EXERCISE DIRECTIONS: Pick every line with "ylabel" from the material below.
○ ○ ○ ○ ○
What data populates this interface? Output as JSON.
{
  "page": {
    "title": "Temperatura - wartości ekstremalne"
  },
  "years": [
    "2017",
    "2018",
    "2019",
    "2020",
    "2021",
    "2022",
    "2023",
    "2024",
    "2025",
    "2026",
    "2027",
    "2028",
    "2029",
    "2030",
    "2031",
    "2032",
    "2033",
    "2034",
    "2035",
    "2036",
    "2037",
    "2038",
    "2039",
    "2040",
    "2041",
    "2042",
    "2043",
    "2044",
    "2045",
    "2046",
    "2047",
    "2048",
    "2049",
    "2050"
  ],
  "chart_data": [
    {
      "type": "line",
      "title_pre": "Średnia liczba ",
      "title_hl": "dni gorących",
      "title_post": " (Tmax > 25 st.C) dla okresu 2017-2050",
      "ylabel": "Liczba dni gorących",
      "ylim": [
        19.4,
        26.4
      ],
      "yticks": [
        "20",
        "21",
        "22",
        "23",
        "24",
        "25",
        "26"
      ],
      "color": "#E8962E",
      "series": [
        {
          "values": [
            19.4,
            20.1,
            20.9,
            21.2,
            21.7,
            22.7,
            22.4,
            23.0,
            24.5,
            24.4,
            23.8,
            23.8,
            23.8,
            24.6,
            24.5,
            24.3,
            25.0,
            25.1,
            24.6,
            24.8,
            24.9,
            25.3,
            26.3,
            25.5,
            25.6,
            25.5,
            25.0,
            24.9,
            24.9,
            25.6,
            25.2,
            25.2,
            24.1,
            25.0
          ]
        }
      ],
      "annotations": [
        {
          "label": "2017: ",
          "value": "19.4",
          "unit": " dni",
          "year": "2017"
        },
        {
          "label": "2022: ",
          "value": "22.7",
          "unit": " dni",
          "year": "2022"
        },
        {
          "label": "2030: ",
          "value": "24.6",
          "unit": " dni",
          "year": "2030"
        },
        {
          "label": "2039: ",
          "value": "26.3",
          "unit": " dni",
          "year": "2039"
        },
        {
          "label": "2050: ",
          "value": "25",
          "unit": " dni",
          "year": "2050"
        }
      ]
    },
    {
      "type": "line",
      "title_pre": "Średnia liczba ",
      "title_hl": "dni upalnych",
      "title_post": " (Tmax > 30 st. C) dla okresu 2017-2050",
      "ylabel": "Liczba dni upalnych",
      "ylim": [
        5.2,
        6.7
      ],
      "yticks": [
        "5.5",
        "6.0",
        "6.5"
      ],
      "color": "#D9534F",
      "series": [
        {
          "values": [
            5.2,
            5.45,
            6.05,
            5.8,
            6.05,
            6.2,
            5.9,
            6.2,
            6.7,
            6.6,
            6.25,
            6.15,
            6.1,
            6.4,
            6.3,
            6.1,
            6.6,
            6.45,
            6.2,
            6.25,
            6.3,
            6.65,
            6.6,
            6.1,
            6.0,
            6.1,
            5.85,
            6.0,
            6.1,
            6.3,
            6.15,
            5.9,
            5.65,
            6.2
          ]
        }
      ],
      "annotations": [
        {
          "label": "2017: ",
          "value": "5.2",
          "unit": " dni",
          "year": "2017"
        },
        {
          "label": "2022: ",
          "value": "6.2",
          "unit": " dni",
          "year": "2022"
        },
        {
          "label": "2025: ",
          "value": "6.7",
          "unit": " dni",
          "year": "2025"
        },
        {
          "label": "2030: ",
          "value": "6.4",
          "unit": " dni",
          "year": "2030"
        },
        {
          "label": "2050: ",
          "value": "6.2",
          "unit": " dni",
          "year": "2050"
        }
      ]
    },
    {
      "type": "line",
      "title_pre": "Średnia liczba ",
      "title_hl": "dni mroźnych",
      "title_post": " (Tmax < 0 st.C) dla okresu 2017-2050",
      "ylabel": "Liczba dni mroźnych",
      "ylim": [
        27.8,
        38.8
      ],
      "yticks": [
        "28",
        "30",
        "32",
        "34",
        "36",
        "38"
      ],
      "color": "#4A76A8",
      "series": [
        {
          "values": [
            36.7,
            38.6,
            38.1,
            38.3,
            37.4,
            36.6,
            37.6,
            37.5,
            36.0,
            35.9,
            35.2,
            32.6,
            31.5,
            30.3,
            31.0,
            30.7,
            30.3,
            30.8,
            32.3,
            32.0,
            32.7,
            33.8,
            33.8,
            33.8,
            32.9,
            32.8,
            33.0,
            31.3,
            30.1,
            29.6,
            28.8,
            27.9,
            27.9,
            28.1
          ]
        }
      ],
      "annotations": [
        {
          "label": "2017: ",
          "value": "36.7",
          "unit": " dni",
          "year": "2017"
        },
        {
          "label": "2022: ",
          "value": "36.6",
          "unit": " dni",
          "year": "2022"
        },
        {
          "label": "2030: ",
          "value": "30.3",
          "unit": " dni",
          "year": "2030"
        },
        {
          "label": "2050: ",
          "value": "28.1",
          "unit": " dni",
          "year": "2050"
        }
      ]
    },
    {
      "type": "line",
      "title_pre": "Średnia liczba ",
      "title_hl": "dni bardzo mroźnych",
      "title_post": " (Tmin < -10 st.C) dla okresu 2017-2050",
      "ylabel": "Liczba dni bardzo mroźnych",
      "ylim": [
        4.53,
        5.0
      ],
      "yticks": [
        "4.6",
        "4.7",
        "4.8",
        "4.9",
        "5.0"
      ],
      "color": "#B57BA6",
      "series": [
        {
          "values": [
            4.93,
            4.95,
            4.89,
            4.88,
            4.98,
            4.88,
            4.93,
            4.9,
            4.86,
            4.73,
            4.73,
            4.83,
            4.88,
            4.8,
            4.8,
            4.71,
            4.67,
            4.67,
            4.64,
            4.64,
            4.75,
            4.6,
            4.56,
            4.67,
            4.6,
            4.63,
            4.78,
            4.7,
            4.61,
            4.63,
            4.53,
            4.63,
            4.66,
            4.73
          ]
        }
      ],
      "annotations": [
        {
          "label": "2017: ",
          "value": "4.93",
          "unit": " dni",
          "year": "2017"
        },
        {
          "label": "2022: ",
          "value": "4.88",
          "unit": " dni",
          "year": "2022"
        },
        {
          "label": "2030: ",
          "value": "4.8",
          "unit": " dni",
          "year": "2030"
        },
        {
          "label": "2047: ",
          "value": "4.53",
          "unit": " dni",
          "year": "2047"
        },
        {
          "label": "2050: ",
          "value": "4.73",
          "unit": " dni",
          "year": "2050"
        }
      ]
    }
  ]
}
○ ○ ○ ○ ○
SOLUTION TO THE PROBLEM:
      "ylabel": "Liczba dni gorących",
      "ylabel": "Liczba dni upalnych",
      "ylabel": "Liczba dni mroźnych",
      "ylabel": "Liczba dni bardzo mroźnych",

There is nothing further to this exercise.